WHAT NEEDS TO BE DONE: Return each line of the data below verbatim; pictures are to be left out.

INFORMATION SHOWN:
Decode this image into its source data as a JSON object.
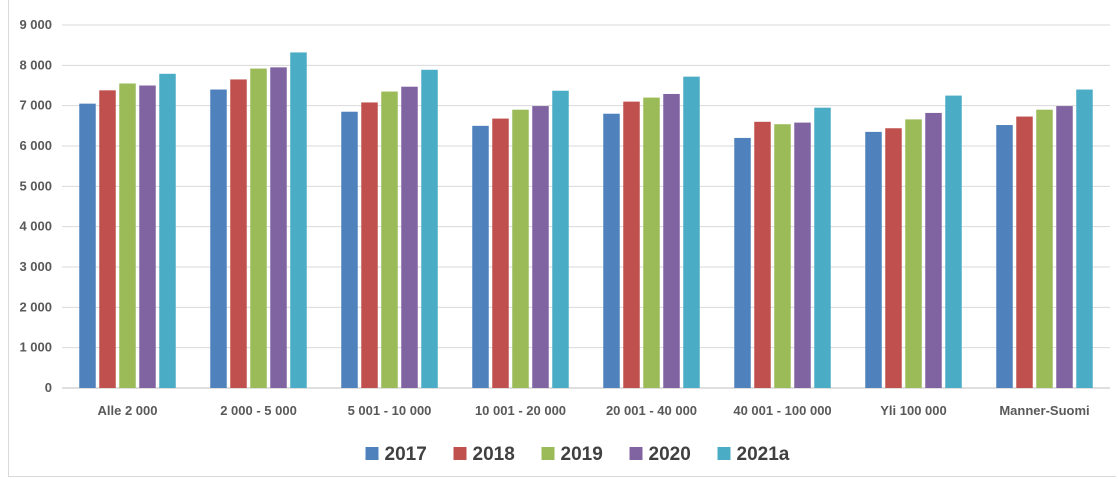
{
  "chart_data": {
    "type": "bar",
    "categories": [
      "Alle 2 000",
      "2 000 - 5 000",
      "5 001 - 10 000",
      "10 001 - 20 000",
      "20 001 - 40 000",
      "40 001 - 100 000",
      "Yli 100 000",
      "Manner-Suomi"
    ],
    "series": [
      {
        "name": "2017",
        "color": "#4f81bd",
        "values": [
          7050,
          7400,
          6850,
          6500,
          6800,
          6200,
          6350,
          6520
        ]
      },
      {
        "name": "2018",
        "color": "#c0504d",
        "values": [
          7380,
          7650,
          7080,
          6680,
          7100,
          6600,
          6440,
          6730
        ]
      },
      {
        "name": "2019",
        "color": "#9bbb59",
        "values": [
          7550,
          7920,
          7350,
          6900,
          7200,
          6540,
          6660,
          6900
        ]
      },
      {
        "name": "2020",
        "color": "#8064a2",
        "values": [
          7500,
          7950,
          7470,
          6990,
          7290,
          6580,
          6820,
          6990
        ]
      },
      {
        "name": "2021a",
        "color": "#4bacc6",
        "values": [
          7790,
          8320,
          7890,
          7370,
          7720,
          6950,
          7250,
          7400
        ]
      }
    ],
    "yticks": [
      "0",
      "1 000",
      "2 000",
      "3 000",
      "4 000",
      "5 000",
      "6 000",
      "7 000",
      "8 000",
      "9 000"
    ],
    "ylim": [
      0,
      9000
    ],
    "grid": true,
    "legend_position": "bottom"
  }
}
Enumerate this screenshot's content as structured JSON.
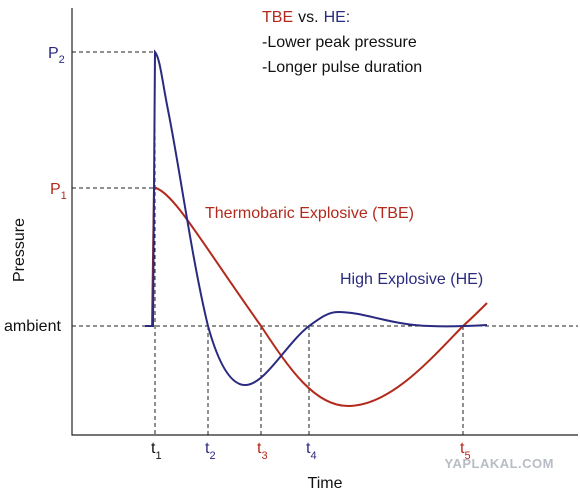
{
  "legend": {
    "tbe": "TBE",
    "vs": "vs.",
    "he": "HE:",
    "point1": "-Lower peak pressure",
    "point2": "-Longer pulse duration"
  },
  "y_labels": {
    "p2": {
      "letter": "P",
      "sub": "2"
    },
    "p1": {
      "letter": "P",
      "sub": "1"
    },
    "ambient": "ambient"
  },
  "axis_titles": {
    "y": "Pressure",
    "x": "Time"
  },
  "t_labels": [
    {
      "letter": "t",
      "sub": "1"
    },
    {
      "letter": "t",
      "sub": "2"
    },
    {
      "letter": "t",
      "sub": "3"
    },
    {
      "letter": "t",
      "sub": "4"
    },
    {
      "letter": "t",
      "sub": "5"
    }
  ],
  "curve_labels": {
    "tbe": "Thermobaric Explosive (TBE)",
    "he": "High Explosive (HE)"
  },
  "watermark": "YAPLAKAL.COM"
}
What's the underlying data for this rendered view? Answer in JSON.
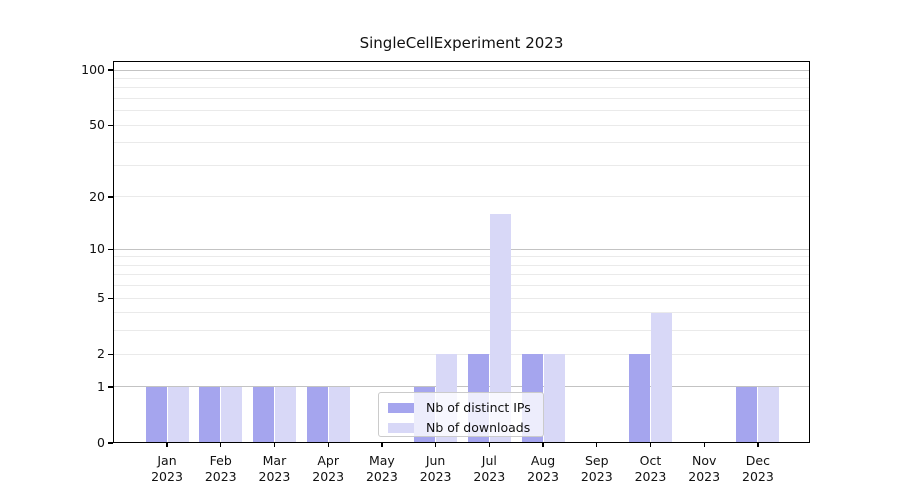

IN RESPONSE:
Decode this image into its source data as a JSON object.
{
  "chart_data": {
    "type": "bar",
    "categories": [
      "Alle 2 000",
      "2 000 - 5 000",
      "5 001 - 10 000",
      "10 001 - 20 000",
      "20 001 - 40 000",
      "40 001 - 100 000",
      "Yli 100 000",
      "Manner-Suomi"
    ],
    "series": [
      {
        "name": "2017",
        "color": "#4f81bd",
        "values": [
          7050,
          7400,
          6850,
          6500,
          6800,
          6200,
          6350,
          6520
        ]
      },
      {
        "name": "2018",
        "color": "#c0504d",
        "values": [
          7380,
          7650,
          7080,
          6680,
          7100,
          6600,
          6440,
          6730
        ]
      },
      {
        "name": "2019",
        "color": "#9bbb59",
        "values": [
          7550,
          7920,
          7350,
          6900,
          7200,
          6540,
          6660,
          6900
        ]
      },
      {
        "name": "2020",
        "color": "#8064a2",
        "values": [
          7500,
          7950,
          7470,
          6990,
          7290,
          6580,
          6820,
          6990
        ]
      },
      {
        "name": "2021a",
        "color": "#4bacc6",
        "values": [
          7790,
          8320,
          7890,
          7370,
          7720,
          6950,
          7250,
          7400
        ]
      }
    ],
    "yticks": [
      "0",
      "1 000",
      "2 000",
      "3 000",
      "4 000",
      "5 000",
      "6 000",
      "7 000",
      "8 000",
      "9 000"
    ],
    "ylim": [
      0,
      9000
    ],
    "grid": true,
    "legend_position": "bottom"
  }
}
Enumerate this screenshot's content as structured JSON.
{
  "legend": {
    "tbe": "TBE",
    "vs": "vs.",
    "he": "HE:",
    "point1": "-Lower peak pressure",
    "point2": "-Longer pulse duration"
  },
  "y_labels": {
    "p2": {
      "letter": "P",
      "sub": "2"
    },
    "p1": {
      "letter": "P",
      "sub": "1"
    },
    "ambient": "ambient"
  },
  "axis_titles": {
    "y": "Pressure",
    "x": "Time"
  },
  "t_labels": [
    {
      "letter": "t",
      "sub": "1"
    },
    {
      "letter": "t",
      "sub": "2"
    },
    {
      "letter": "t",
      "sub": "3"
    },
    {
      "letter": "t",
      "sub": "4"
    },
    {
      "letter": "t",
      "sub": "5"
    }
  ],
  "curve_labels": {
    "tbe": "Thermobaric Explosive (TBE)",
    "he": "High Explosive (HE)"
  },
  "watermark": "YAPLAKAL.COM"
}
What's the underlying data for this rendered view? Answer in JSON.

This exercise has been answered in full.